▶ Task goal:
Output each entry that follows exactly. Images stay out.

(Dataset entries)
## begin

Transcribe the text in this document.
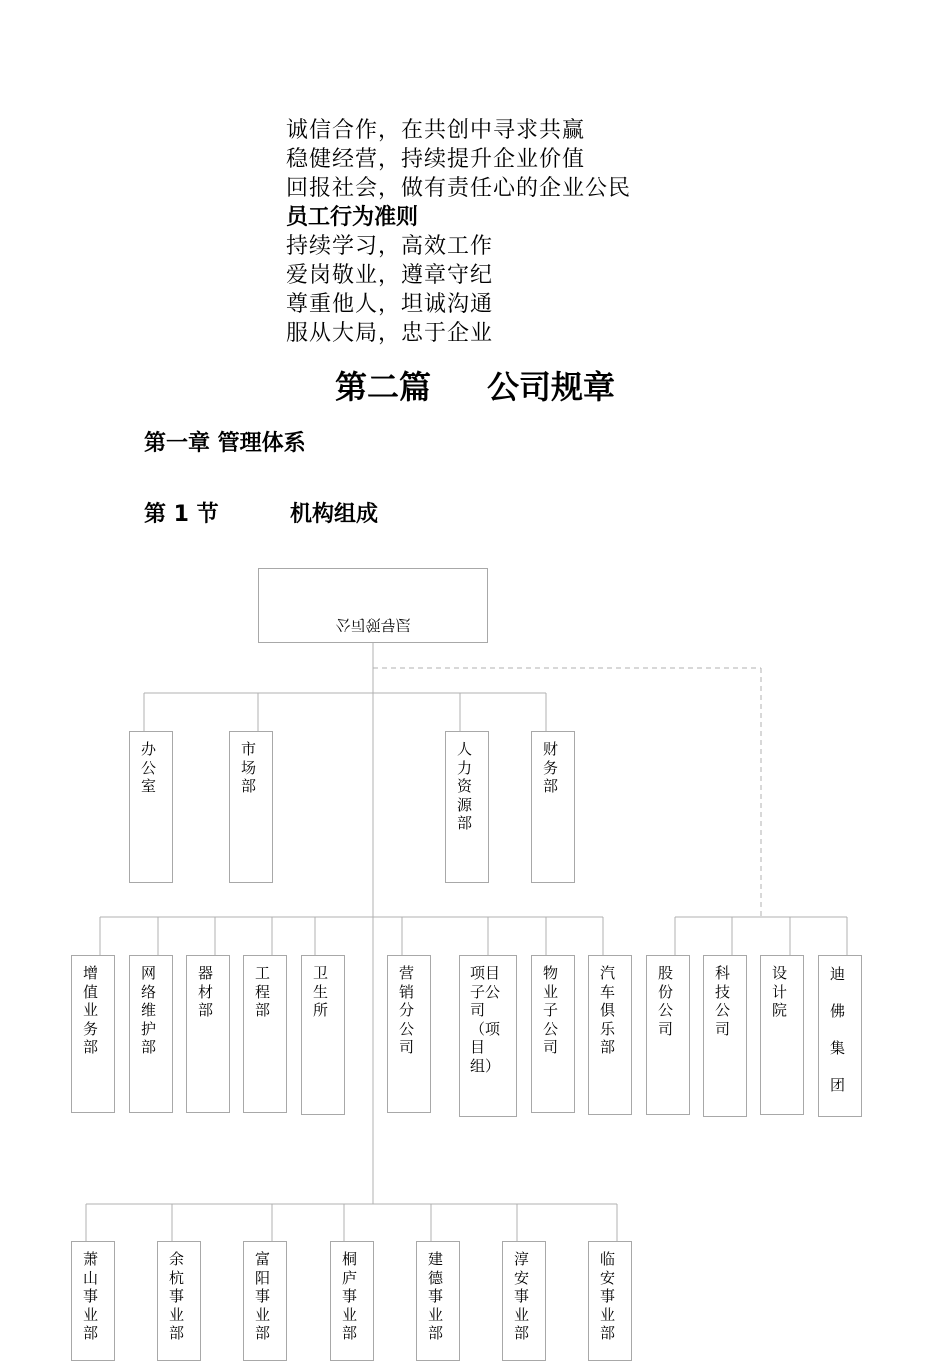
诚信合作，在共创中寻求共赢
稳健经营，持续提升企业价值
回报社会，做有责任心的企业公民
员工行为准则
持续学习，高效工作
爱岗敬业，遵章守纪
尊重他人，坦诚沟通
服从大局，忠于企业
第二篇 公司规章
第一章 管理体系
第 1 节	机构组成
公司领导层
办公室
市场部
人力资源部
财务部
增值业务部
网络维护部
器材部
工程部
卫生所
营销分公司
项目子公司（项目组）
物业子公司
汽车俱乐部
股份公司
科技公司
设计院
迪佛集团
萧山事业部
余杭事业部
富阳事业部
桐庐事业部
建德事业部
淳安事业部
临安事业部
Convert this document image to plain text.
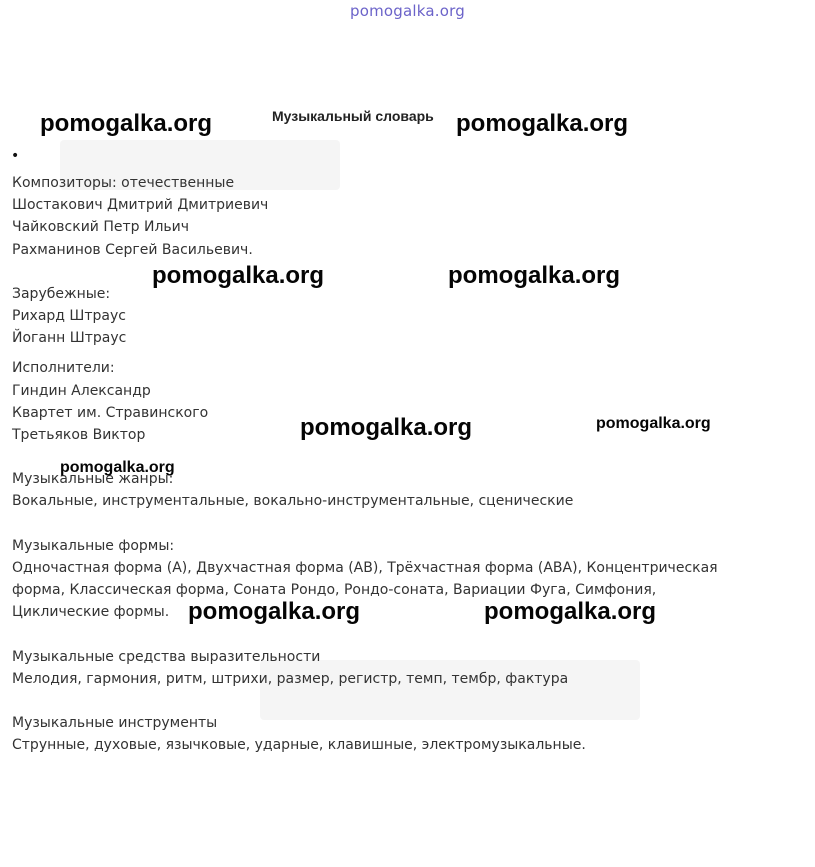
pomogalka.org
Музыкальный словарь
•
Композиторы: отечественные
Шостакович Дмитрий Дмитриевич
Чайковский Петр Ильич
Рахманинов Сергей Васильевич.
Зарубежные:
Рихард Штраус
Йоганн Штраус
Исполнители:
Гиндин Александр
Квартет им. Стравинского
Третьяков Виктор
Музыкальные жанры:
Вокальные, инструментальные, вокально-инструментальные, сценические
Музыкальные формы:
Одночастная форма (А), Двухчастная форма (АВ), Трёхчастная форма (АВА), Концентрическая
форма, Классическая форма, Соната Рондо, Рондо-соната, Вариации Фуга, Симфония,
Циклические формы.
Музыкальные средства выразительности
Мелодия, гармония, ритм, штрихи, размер, регистр, темп, тембр, фактура
Музыкальные инструменты
Струнные, духовые, язычковые, ударные, клавишные, электромузыкальные.
pomogalka.org	pomogalka.org
pomogalka.org	pomogalka.org
pomogalka.org	pomogalka.org
pomogalka.org
pomogalka.org	pomogalka.org
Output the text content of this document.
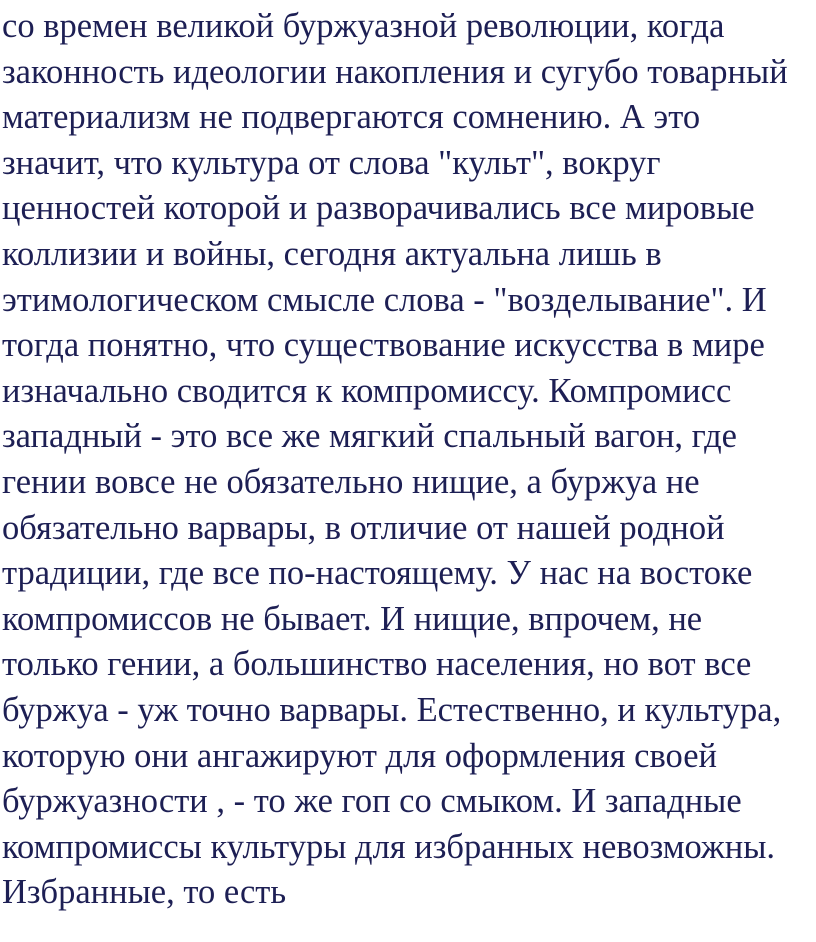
со времен великой буржуазной революции, когда
законность идеологии накопления и сугубо товарный
материализм не подвергаются сомнению. А это
значит, что культура от слова "культ", вокруг
ценностей которой и разворачивались все мировые
коллизии и войны, сегодня актуальна лишь в
этимологическом смысле слова - "возделывание". И
тогда понятно, что существование искусства в мире
изначально сводится к компромиссу. Компромисс
западный - это все же мягкий спальный вагон, где
гении вовсе не обязательно нищие, а буржуа не
обязательно варвары, в отличие от нашей родной
традиции, где все по-настоящему. У нас на востоке
компромиссов не бывает. И нищие, впрочем, не
только гении, а большинство населения, но вот все
буржуа - уж точно варвары. Естественно, и культура,
которую они ангажируют для оформления своей
буржуазности , - то же гоп со смыком. И западные
компромиссы культуры для избранных невозможны.
Избранные, то есть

## end

▶ Solved problem:
Transcribe the text in this document.
诚信合作，在共创中寻求共赢
稳健经营，持续提升企业价值
回报社会，做有责任心的企业公民
员工行为准则
持续学习，高效工作
爱岗敬业，遵章守纪
尊重他人，坦诚沟通
服从大局，忠于企业
第二篇 公司规章
第一章 管理体系
第 1 节	机构组成
公司领导层
办公室
市场部
人力资源部
财务部
增值业务部
网络维护部
器材部
工程部
卫生所
营销分公司
项目子公司（项目组）
物业子公司
汽车俱乐部
股份公司
科技公司
设计院
迪佛集团
萧山事业部
余杭事业部
富阳事业部
桐庐事业部
建德事业部
淳安事业部
临安事业部
Convert this document image to plain text.
pomogalka.org
Музыкальный словарь
•
Композиторы: отечественные
Шостакович Дмитрий Дмитриевич
Чайковский Петр Ильич
Рахманинов Сергей Васильевич.
Зарубежные:
Рихард Штраус
Йоганн Штраус
Исполнители:
Гиндин Александр
Квартет им. Стравинского
Третьяков Виктор
Музыкальные жанры:
Вокальные, инструментальные, вокально-инструментальные, сценические
Музыкальные формы:
Одночастная форма (А), Двухчастная форма (АВ), Трёхчастная форма (АВА), Концентрическая
форма, Классическая форма, Соната Рондо, Рондо-соната, Вариации Фуга, Симфония,
Циклические формы.
Музыкальные средства выразительности
Мелодия, гармония, ритм, штрихи, размер, регистр, темп, тембр, фактура
Музыкальные инструменты
Струнные, духовые, язычковые, ударные, клавишные, электромузыкальные.
pomogalka.org	pomogalka.org
pomogalka.org	pomogalka.org
pomogalka.org	pomogalka.org
pomogalka.org
pomogalka.org	pomogalka.org
Output the text content of this document.
со времен великой буржуазной революции, когда
законность идеологии накопления и сугубо товарный
материализм не подвергаются сомнению. А это
значит, что культура от слова "культ", вокруг
ценностей которой и разворачивались все мировые
коллизии и войны, сегодня актуальна лишь в
этимологическом смысле слова - "возделывание". И
тогда понятно, что существование искусства в мире
изначально сводится к компромиссу. Компромисс
западный - это все же мягкий спальный вагон, где
гении вовсе не обязательно нищие, а буржуа не
обязательно варвары, в отличие от нашей родной
традиции, где все по-настоящему. У нас на востоке
компромиссов не бывает. И нищие, впрочем, не
только гении, а большинство населения, но вот все
буржуа - уж точно варвары. Естественно, и культура,
которую они ангажируют для оформления своей
буржуазности , - то же гоп со смыком. И западные
компромиссы культуры для избранных невозможны.
Избранные, то есть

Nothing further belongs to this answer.